Data lines:

------------------------------

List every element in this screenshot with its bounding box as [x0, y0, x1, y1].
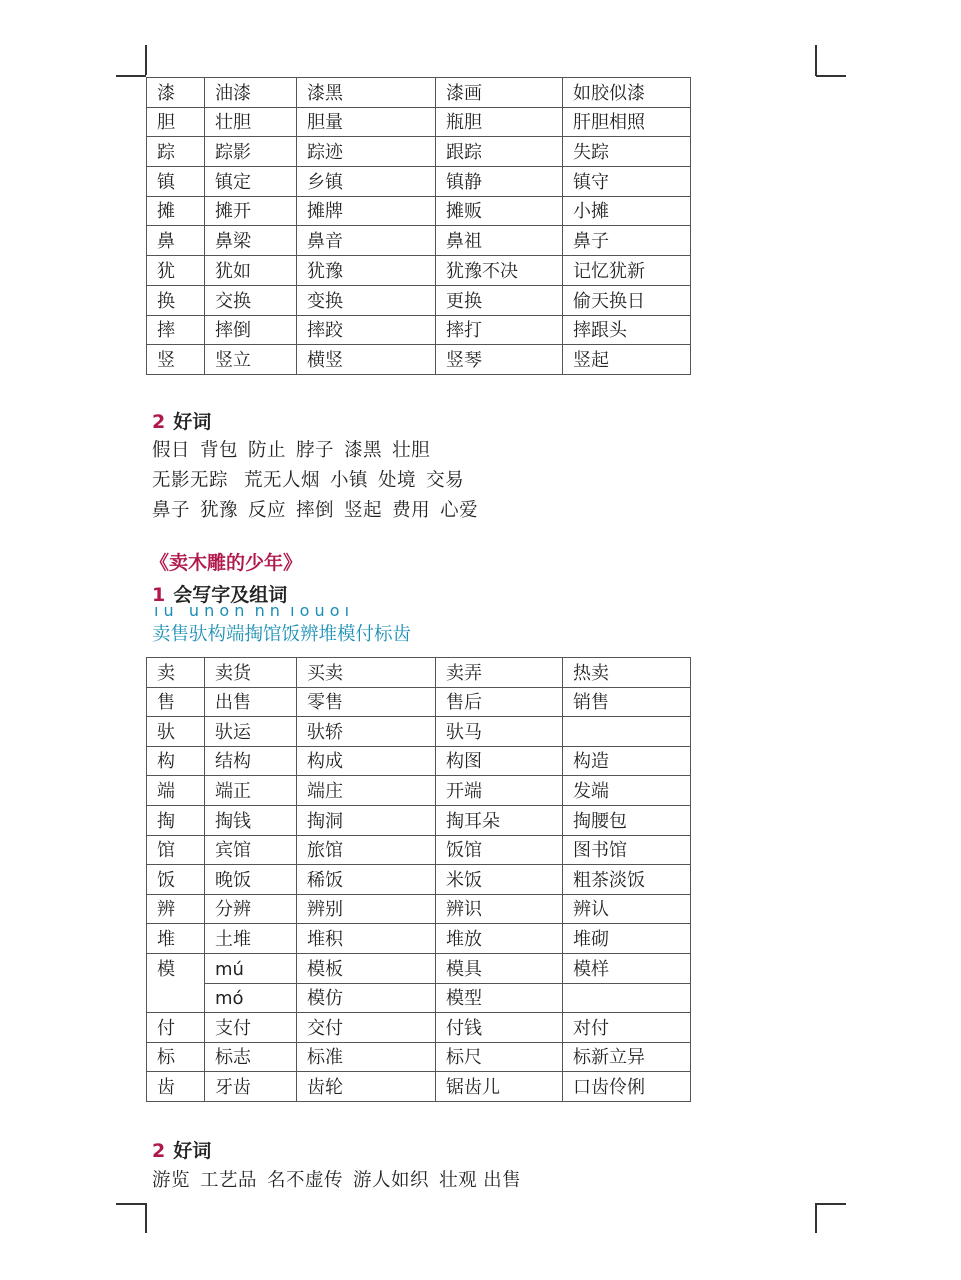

------------------------------

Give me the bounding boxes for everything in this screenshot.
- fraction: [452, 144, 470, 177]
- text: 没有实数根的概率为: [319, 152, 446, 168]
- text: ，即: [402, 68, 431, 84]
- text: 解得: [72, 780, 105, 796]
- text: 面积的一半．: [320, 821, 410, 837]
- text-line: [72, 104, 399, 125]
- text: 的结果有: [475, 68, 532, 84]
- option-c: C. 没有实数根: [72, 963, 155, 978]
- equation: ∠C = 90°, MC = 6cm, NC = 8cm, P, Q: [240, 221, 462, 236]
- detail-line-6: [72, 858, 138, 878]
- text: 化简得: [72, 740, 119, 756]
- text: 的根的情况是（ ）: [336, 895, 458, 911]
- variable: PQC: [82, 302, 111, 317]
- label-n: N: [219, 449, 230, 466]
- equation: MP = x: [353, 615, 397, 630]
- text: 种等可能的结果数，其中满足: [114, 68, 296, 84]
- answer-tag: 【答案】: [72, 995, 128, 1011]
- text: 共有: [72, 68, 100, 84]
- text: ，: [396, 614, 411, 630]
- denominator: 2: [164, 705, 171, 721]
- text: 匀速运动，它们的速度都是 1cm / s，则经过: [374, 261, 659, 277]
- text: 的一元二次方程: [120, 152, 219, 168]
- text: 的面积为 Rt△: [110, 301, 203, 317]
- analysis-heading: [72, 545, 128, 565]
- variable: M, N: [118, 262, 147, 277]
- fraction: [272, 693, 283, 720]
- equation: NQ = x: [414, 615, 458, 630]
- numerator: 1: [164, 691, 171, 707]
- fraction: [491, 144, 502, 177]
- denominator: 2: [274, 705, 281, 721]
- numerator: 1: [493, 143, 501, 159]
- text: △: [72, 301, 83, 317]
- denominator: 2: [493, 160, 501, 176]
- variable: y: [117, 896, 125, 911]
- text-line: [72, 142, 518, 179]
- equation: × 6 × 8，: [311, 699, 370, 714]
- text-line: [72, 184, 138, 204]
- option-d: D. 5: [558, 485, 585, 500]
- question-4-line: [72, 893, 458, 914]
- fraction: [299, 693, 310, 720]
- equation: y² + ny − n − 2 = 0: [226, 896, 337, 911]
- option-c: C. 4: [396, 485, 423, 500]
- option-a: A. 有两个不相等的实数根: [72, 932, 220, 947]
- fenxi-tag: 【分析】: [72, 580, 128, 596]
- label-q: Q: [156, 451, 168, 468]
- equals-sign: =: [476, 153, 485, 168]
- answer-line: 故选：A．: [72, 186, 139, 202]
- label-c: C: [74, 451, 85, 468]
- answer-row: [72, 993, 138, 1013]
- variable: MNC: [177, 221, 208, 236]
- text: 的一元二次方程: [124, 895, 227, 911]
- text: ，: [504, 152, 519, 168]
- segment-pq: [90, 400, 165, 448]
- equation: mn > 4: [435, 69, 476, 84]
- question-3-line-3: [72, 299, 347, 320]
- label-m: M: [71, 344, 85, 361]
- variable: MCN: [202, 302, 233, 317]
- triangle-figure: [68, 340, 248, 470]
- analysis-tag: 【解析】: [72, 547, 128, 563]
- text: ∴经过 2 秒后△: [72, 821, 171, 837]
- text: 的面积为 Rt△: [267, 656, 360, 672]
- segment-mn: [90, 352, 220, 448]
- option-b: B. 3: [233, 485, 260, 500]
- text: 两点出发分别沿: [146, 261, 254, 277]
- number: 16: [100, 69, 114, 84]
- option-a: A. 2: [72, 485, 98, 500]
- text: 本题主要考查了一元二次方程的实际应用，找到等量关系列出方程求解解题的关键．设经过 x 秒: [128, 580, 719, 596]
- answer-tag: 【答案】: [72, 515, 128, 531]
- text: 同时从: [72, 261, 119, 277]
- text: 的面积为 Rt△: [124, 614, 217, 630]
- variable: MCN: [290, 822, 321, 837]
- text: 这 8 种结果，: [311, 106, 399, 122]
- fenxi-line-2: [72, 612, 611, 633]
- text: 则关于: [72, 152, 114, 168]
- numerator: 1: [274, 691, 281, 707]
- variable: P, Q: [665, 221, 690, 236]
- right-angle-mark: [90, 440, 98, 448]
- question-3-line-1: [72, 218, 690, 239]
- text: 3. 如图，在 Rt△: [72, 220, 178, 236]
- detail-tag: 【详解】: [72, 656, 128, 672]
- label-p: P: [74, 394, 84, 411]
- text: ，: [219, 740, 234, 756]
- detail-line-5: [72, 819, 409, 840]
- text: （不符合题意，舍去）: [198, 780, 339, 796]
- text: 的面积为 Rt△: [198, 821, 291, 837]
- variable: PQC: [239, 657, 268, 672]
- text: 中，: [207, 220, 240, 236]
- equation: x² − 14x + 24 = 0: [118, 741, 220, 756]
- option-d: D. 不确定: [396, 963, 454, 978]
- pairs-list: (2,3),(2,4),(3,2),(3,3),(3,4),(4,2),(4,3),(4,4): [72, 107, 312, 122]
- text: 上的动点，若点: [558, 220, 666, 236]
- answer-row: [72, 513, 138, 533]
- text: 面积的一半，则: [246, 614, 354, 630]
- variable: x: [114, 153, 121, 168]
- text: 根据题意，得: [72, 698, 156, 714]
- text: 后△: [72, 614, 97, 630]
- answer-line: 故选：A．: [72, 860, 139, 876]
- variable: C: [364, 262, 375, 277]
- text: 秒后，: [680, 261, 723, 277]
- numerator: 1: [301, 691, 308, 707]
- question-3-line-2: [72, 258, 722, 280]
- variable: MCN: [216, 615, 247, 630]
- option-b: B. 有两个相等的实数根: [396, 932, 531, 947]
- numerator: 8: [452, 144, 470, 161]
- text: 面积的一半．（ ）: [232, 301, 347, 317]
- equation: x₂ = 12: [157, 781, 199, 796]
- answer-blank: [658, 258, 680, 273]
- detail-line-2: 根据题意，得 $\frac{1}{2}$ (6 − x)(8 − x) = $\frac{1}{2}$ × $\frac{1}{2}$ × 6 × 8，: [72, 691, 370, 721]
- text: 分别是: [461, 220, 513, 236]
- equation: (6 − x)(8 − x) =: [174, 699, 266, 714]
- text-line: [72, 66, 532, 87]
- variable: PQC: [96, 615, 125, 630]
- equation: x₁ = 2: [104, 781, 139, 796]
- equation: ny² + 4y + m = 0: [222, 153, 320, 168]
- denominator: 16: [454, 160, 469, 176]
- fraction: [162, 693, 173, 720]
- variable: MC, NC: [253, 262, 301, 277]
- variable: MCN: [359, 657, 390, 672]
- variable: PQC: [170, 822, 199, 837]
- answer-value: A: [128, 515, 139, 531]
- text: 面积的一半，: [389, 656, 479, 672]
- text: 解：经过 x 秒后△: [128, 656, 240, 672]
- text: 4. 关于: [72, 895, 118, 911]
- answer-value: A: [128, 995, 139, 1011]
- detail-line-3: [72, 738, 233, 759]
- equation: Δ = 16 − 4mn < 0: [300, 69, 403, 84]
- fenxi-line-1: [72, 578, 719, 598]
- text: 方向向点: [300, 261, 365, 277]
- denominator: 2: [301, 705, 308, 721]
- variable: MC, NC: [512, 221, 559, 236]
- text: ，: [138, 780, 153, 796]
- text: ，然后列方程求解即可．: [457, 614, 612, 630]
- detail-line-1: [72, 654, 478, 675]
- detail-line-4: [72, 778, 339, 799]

------------------------------

Return the lines between the line holding "Give me the" and the line holding "- text: 的结果有: [475, 68, 532, 84]", inclusive, reproducing each one verbatim.

Give me the bounding boxes for everything in this screenshot.
- fraction: [452, 144, 470, 177]
- text: 没有实数根的概率为: [319, 152, 446, 168]
- text: ，即: [402, 68, 431, 84]
- text: 解得: [72, 780, 105, 796]
- text: 面积的一半．: [320, 821, 410, 837]
- text-line: [72, 104, 399, 125]
- text: 的结果有: [475, 68, 532, 84]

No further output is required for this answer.